Material =>
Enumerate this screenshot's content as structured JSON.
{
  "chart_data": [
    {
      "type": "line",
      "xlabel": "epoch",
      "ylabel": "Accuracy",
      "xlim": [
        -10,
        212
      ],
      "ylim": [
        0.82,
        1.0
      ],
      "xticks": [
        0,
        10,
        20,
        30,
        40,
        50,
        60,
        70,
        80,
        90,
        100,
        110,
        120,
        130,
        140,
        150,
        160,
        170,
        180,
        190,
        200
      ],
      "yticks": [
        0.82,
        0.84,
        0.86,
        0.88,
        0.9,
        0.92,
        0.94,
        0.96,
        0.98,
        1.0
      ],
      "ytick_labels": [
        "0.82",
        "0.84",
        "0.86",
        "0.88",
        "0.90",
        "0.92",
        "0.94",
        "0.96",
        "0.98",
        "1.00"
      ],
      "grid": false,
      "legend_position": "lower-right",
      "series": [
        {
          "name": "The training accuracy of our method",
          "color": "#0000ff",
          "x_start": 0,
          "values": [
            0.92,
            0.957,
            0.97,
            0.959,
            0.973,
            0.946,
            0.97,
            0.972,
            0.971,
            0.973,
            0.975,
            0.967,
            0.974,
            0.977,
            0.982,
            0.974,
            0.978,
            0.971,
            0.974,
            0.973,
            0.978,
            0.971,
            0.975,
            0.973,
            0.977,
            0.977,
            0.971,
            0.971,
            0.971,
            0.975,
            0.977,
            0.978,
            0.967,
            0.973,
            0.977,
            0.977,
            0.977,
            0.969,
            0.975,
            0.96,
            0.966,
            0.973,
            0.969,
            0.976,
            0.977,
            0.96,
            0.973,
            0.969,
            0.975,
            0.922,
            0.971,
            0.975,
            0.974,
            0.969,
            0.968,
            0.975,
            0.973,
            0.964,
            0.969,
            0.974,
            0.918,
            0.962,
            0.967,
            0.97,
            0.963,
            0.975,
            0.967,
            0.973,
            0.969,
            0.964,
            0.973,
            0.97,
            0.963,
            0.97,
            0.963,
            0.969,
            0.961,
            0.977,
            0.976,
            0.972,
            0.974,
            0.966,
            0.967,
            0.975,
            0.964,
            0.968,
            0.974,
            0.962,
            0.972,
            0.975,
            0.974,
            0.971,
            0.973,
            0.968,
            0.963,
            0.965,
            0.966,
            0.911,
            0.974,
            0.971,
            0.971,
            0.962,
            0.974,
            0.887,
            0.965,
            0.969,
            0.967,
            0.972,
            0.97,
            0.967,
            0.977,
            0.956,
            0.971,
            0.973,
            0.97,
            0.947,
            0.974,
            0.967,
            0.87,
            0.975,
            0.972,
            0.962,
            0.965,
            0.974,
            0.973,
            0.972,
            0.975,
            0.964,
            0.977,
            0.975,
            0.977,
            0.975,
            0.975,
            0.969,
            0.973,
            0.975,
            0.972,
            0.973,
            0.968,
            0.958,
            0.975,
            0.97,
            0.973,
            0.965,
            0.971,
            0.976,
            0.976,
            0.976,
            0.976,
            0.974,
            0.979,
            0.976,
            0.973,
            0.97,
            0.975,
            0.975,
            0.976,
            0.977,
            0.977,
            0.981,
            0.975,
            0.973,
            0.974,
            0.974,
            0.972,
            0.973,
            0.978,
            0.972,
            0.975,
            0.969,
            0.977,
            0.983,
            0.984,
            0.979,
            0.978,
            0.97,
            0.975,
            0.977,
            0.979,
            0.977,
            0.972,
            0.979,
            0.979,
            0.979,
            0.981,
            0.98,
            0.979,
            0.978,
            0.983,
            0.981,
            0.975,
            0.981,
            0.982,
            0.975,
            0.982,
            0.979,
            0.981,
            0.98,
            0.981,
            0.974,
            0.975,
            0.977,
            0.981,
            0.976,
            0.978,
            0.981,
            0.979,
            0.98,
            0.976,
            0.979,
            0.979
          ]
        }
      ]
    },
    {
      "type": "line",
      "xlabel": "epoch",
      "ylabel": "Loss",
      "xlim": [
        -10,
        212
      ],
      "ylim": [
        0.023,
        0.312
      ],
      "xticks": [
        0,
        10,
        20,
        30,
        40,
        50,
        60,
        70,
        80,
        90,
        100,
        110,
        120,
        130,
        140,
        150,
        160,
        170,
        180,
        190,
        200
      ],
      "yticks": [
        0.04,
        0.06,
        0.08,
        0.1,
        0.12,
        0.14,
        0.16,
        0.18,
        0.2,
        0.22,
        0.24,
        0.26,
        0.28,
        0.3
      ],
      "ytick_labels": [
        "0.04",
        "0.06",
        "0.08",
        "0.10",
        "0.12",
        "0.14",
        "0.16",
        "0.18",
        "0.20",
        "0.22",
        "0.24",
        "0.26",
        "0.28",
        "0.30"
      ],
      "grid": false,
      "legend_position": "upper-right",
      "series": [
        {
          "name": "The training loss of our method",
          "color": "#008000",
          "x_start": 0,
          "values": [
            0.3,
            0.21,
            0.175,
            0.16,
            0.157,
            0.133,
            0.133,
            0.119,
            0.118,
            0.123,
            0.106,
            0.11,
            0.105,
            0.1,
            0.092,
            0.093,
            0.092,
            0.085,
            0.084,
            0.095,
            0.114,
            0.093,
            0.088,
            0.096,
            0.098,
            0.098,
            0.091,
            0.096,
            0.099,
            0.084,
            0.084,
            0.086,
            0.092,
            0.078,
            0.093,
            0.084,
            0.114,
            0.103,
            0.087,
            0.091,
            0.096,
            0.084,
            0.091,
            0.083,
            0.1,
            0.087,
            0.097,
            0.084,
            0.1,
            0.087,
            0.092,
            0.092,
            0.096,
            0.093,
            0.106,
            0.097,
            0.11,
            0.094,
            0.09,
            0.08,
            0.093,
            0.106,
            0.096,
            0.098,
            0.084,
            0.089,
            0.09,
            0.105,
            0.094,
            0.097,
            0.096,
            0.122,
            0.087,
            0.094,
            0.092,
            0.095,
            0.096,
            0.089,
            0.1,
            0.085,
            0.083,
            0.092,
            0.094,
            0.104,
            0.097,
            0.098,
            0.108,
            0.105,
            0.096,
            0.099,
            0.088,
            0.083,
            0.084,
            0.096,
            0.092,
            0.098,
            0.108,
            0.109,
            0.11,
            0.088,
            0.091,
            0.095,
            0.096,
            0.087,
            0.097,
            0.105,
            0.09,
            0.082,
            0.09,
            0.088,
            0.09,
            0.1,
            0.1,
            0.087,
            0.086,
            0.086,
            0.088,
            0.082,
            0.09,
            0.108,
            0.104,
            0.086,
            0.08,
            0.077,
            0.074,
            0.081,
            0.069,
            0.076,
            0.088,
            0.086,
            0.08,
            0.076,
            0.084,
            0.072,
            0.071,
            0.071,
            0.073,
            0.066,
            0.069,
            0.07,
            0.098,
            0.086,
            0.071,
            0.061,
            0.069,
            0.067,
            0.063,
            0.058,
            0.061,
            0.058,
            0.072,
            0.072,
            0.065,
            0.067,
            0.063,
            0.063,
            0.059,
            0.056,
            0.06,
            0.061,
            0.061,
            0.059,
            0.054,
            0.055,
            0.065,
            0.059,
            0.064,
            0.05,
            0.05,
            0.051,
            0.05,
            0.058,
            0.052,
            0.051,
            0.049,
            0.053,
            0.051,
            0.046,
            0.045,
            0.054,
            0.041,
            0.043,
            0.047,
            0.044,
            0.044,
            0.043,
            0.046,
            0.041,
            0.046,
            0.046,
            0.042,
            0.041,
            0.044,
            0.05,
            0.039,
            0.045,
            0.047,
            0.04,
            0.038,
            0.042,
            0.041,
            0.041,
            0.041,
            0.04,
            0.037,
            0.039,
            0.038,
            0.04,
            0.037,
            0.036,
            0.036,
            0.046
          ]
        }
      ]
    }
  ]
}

Exercise description =>
Retype each record exactly, leaving nothing out.

Response =>
Enumerate this screenshot's content as structured JSON.
{
  "chart_data": [
    {
      "type": "line",
      "xlabel": "epoch",
      "ylabel": "Accuracy",
      "xlim": [
        -10,
        212
      ],
      "ylim": [
        0.82,
        1.0
      ],
      "xticks": [
        0,
        10,
        20,
        30,
        40,
        50,
        60,
        70,
        80,
        90,
        100,
        110,
        120,
        130,
        140,
        150,
        160,
        170,
        180,
        190,
        200
      ],
      "yticks": [
        0.82,
        0.84,
        0.86,
        0.88,
        0.9,
        0.92,
        0.94,
        0.96,
        0.98,
        1.0
      ],
      "ytick_labels": [
        "0.82",
        "0.84",
        "0.86",
        "0.88",
        "0.90",
        "0.92",
        "0.94",
        "0.96",
        "0.98",
        "1.00"
      ],
      "grid": false,
      "legend_position": "lower-right",
      "series": [
        {
          "name": "The training accuracy of our method",
          "color": "#0000ff",
          "x_start": 0,
          "values": [
            0.92,
            0.957,
            0.97,
            0.959,
            0.973,
            0.946,
            0.97,
            0.972,
            0.971,
            0.973,
            0.975,
            0.967,
            0.974,
            0.977,
            0.982,
            0.974,
            0.978,
            0.971,
            0.974,
            0.973,
            0.978,
            0.971,
            0.975,
            0.973,
            0.977,
            0.977,
            0.971,
            0.971,
            0.971,
            0.975,
            0.977,
            0.978,
            0.967,
            0.973,
            0.977,
            0.977,
            0.977,
            0.969,
            0.975,
            0.96,
            0.966,
            0.973,
            0.969,
            0.976,
            0.977,
            0.96,
            0.973,
            0.969,
            0.975,
            0.922,
            0.971,
            0.975,
            0.974,
            0.969,
            0.968,
            0.975,
            0.973,
            0.964,
            0.969,
            0.974,
            0.918,
            0.962,
            0.967,
            0.97,
            0.963,
            0.975,
            0.967,
            0.973,
            0.969,
            0.964,
            0.973,
            0.97,
            0.963,
            0.97,
            0.963,
            0.969,
            0.961,
            0.977,
            0.976,
            0.972,
            0.974,
            0.966,
            0.967,
            0.975,
            0.964,
            0.968,
            0.974,
            0.962,
            0.972,
            0.975,
            0.974,
            0.971,
            0.973,
            0.968,
            0.963,
            0.965,
            0.966,
            0.911,
            0.974,
            0.971,
            0.971,
            0.962,
            0.974,
            0.887,
            0.965,
            0.969,
            0.967,
            0.972,
            0.97,
            0.967,
            0.977,
            0.956,
            0.971,
            0.973,
            0.97,
            0.947,
            0.974,
            0.967,
            0.87,
            0.975,
            0.972,
            0.962,
            0.965,
            0.974,
            0.973,
            0.972,
            0.975,
            0.964,
            0.977,
            0.975,
            0.977,
            0.975,
            0.975,
            0.969,
            0.973,
            0.975,
            0.972,
            0.973,
            0.968,
            0.958,
            0.975,
            0.97,
            0.973,
            0.965,
            0.971,
            0.976,
            0.976,
            0.976,
            0.976,
            0.974,
            0.979,
            0.976,
            0.973,
            0.97,
            0.975,
            0.975,
            0.976,
            0.977,
            0.977,
            0.981,
            0.975,
            0.973,
            0.974,
            0.974,
            0.972,
            0.973,
            0.978,
            0.972,
            0.975,
            0.969,
            0.977,
            0.983,
            0.984,
            0.979,
            0.978,
            0.97,
            0.975,
            0.977,
            0.979,
            0.977,
            0.972,
            0.979,
            0.979,
            0.979,
            0.981,
            0.98,
            0.979,
            0.978,
            0.983,
            0.981,
            0.975,
            0.981,
            0.982,
            0.975,
            0.982,
            0.979,
            0.981,
            0.98,
            0.981,
            0.974,
            0.975,
            0.977,
            0.981,
            0.976,
            0.978,
            0.981,
            0.979,
            0.98,
            0.976,
            0.979,
            0.979
          ]
        }
      ]
    },
    {
      "type": "line",
      "xlabel": "epoch",
      "ylabel": "Loss",
      "xlim": [
        -10,
        212
      ],
      "ylim": [
        0.023,
        0.312
      ],
      "xticks": [
        0,
        10,
        20,
        30,
        40,
        50,
        60,
        70,
        80,
        90,
        100,
        110,
        120,
        130,
        140,
        150,
        160,
        170,
        180,
        190,
        200
      ],
      "yticks": [
        0.04,
        0.06,
        0.08,
        0.1,
        0.12,
        0.14,
        0.16,
        0.18,
        0.2,
        0.22,
        0.24,
        0.26,
        0.28,
        0.3
      ],
      "ytick_labels": [
        "0.04",
        "0.06",
        "0.08",
        "0.10",
        "0.12",
        "0.14",
        "0.16",
        "0.18",
        "0.20",
        "0.22",
        "0.24",
        "0.26",
        "0.28",
        "0.30"
      ],
      "grid": false,
      "legend_position": "upper-right",
      "series": [
        {
          "name": "The training loss of our method",
          "color": "#008000",
          "x_start": 0,
          "values": [
            0.3,
            0.21,
            0.175,
            0.16,
            0.157,
            0.133,
            0.133,
            0.119,
            0.118,
            0.123,
            0.106,
            0.11,
            0.105,
            0.1,
            0.092,
            0.093,
            0.092,
            0.085,
            0.084,
            0.095,
            0.114,
            0.093,
            0.088,
            0.096,
            0.098,
            0.098,
            0.091,
            0.096,
            0.099,
            0.084,
            0.084,
            0.086,
            0.092,
            0.078,
            0.093,
            0.084,
            0.114,
            0.103,
            0.087,
            0.091,
            0.096,
            0.084,
            0.091,
            0.083,
            0.1,
            0.087,
            0.097,
            0.084,
            0.1,
            0.087,
            0.092,
            0.092,
            0.096,
            0.093,
            0.106,
            0.097,
            0.11,
            0.094,
            0.09,
            0.08,
            0.093,
            0.106,
            0.096,
            0.098,
            0.084,
            0.089,
            0.09,
            0.105,
            0.094,
            0.097,
            0.096,
            0.122,
            0.087,
            0.094,
            0.092,
            0.095,
            0.096,
            0.089,
            0.1,
            0.085,
            0.083,
            0.092,
            0.094,
            0.104,
            0.097,
            0.098,
            0.108,
            0.105,
            0.096,
            0.099,
            0.088,
            0.083,
            0.084,
            0.096,
            0.092,
            0.098,
            0.108,
            0.109,
            0.11,
            0.088,
            0.091,
            0.095,
            0.096,
            0.087,
            0.097,
            0.105,
            0.09,
            0.082,
            0.09,
            0.088,
            0.09,
            0.1,
            0.1,
            0.087,
            0.086,
            0.086,
            0.088,
            0.082,
            0.09,
            0.108,
            0.104,
            0.086,
            0.08,
            0.077,
            0.074,
            0.081,
            0.069,
            0.076,
            0.088,
            0.086,
            0.08,
            0.076,
            0.084,
            0.072,
            0.071,
            0.071,
            0.073,
            0.066,
            0.069,
            0.07,
            0.098,
            0.086,
            0.071,
            0.061,
            0.069,
            0.067,
            0.063,
            0.058,
            0.061,
            0.058,
            0.072,
            0.072,
            0.065,
            0.067,
            0.063,
            0.063,
            0.059,
            0.056,
            0.06,
            0.061,
            0.061,
            0.059,
            0.054,
            0.055,
            0.065,
            0.059,
            0.064,
            0.05,
            0.05,
            0.051,
            0.05,
            0.058,
            0.052,
            0.051,
            0.049,
            0.053,
            0.051,
            0.046,
            0.045,
            0.054,
            0.041,
            0.043,
            0.047,
            0.044,
            0.044,
            0.043,
            0.046,
            0.041,
            0.046,
            0.046,
            0.042,
            0.041,
            0.044,
            0.05,
            0.039,
            0.045,
            0.047,
            0.04,
            0.038,
            0.042,
            0.041,
            0.041,
            0.041,
            0.04,
            0.037,
            0.039,
            0.038,
            0.04,
            0.037,
            0.036,
            0.036,
            0.046
          ]
        }
      ]
    }
  ]
}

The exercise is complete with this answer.